Gather every line that includes the word "Logisim", please.

━━━━━━

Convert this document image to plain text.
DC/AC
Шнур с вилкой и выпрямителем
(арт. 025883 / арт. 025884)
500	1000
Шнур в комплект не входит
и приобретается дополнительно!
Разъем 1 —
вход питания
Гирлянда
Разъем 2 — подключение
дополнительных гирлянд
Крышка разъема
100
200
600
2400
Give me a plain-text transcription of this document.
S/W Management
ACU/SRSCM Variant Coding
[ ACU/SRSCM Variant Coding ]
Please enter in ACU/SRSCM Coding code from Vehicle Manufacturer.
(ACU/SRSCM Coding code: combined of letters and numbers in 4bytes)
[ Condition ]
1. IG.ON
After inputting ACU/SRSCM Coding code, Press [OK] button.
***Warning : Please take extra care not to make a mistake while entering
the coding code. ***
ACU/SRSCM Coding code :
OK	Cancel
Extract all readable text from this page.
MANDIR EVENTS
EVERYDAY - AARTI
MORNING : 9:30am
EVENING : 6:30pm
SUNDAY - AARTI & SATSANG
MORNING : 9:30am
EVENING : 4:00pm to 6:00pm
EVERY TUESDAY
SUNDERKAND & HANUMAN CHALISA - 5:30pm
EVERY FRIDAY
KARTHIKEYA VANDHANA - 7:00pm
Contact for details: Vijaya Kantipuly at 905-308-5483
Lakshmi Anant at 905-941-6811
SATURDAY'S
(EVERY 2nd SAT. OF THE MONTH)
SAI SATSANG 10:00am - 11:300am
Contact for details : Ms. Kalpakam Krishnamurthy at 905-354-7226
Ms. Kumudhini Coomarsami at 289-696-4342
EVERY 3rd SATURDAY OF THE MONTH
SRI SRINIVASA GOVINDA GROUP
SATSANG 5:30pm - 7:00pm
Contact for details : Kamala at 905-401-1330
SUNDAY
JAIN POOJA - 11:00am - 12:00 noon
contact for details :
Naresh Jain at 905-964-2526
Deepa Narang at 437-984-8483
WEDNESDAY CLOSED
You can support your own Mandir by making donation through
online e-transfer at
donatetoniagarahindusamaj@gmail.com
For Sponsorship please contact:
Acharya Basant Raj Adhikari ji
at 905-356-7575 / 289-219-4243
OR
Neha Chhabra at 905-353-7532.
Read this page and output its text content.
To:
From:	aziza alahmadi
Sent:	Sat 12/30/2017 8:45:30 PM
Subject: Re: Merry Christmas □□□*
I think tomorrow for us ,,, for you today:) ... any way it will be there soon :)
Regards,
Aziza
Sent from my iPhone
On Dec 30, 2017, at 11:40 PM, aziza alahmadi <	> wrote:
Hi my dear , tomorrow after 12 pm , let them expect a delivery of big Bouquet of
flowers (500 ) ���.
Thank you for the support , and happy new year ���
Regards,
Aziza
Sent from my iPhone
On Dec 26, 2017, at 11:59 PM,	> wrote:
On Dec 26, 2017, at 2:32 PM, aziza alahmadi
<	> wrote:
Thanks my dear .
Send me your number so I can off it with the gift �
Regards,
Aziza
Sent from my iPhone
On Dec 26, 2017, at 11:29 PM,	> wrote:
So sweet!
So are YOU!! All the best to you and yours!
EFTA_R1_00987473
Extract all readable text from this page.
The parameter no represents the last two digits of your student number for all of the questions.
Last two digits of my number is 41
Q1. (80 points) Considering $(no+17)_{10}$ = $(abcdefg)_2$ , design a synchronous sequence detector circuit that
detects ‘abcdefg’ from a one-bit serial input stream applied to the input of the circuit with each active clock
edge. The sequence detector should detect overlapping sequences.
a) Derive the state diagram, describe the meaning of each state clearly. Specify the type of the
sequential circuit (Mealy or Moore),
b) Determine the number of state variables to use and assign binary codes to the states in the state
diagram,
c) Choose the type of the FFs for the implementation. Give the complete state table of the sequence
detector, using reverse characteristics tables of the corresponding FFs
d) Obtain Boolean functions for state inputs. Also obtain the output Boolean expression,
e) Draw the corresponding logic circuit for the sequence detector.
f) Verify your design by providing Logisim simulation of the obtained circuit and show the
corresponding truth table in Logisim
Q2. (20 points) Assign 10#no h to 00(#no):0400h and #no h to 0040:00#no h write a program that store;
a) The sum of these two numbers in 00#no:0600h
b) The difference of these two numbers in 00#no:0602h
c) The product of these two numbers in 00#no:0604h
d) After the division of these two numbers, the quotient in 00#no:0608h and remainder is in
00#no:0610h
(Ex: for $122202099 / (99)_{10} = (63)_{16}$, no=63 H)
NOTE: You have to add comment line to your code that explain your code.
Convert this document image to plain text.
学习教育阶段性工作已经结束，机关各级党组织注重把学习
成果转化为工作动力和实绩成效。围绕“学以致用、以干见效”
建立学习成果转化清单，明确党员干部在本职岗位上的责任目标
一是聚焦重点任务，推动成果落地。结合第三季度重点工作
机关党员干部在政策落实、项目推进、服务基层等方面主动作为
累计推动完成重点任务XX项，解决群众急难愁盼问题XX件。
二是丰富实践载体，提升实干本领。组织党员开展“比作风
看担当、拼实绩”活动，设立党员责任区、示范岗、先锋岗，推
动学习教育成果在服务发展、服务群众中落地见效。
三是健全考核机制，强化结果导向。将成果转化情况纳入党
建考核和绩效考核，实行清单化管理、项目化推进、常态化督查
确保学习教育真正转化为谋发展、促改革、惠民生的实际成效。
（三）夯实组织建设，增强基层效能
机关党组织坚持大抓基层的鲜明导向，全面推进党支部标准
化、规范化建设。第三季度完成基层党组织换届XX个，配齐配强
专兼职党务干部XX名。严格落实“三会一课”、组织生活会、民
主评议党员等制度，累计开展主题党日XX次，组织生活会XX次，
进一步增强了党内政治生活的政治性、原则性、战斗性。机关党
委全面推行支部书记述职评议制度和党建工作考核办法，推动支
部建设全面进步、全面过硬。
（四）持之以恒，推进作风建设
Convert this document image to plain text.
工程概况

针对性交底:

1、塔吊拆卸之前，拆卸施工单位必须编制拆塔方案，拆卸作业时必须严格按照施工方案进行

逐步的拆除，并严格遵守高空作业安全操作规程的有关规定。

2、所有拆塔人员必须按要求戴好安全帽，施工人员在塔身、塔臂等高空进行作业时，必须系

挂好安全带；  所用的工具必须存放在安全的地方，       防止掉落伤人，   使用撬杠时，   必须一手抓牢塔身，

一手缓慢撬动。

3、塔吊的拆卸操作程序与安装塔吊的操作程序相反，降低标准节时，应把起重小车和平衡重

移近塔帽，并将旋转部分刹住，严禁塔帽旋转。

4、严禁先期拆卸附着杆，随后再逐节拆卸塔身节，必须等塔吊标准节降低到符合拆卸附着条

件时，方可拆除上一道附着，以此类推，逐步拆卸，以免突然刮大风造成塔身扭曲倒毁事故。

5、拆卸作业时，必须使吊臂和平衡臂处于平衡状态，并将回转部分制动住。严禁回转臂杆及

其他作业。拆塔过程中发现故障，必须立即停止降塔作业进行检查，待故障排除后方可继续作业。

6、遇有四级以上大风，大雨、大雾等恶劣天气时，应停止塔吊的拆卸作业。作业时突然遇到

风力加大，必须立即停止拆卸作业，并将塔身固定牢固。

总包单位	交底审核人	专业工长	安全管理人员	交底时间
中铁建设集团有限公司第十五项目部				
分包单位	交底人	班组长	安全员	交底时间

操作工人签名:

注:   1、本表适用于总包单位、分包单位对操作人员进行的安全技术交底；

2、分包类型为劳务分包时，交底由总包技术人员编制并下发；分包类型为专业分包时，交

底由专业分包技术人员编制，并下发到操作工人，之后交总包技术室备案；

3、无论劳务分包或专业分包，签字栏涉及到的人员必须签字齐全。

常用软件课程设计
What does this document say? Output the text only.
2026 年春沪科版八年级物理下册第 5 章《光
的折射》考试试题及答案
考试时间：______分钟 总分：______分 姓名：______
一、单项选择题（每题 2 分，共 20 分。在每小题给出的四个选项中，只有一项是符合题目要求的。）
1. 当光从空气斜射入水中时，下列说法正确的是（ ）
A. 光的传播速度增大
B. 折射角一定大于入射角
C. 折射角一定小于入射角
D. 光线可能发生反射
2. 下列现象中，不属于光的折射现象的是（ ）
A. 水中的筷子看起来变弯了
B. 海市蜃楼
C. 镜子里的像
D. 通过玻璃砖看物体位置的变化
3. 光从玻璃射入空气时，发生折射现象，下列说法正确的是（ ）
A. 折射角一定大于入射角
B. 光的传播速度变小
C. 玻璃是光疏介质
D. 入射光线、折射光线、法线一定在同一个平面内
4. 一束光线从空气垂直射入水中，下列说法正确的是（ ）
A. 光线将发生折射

━━━━━━

TASK RESULT:
f) Verify your design by providing Logisim simulation of the obtained circuit and show the
corresponding truth table in Logisim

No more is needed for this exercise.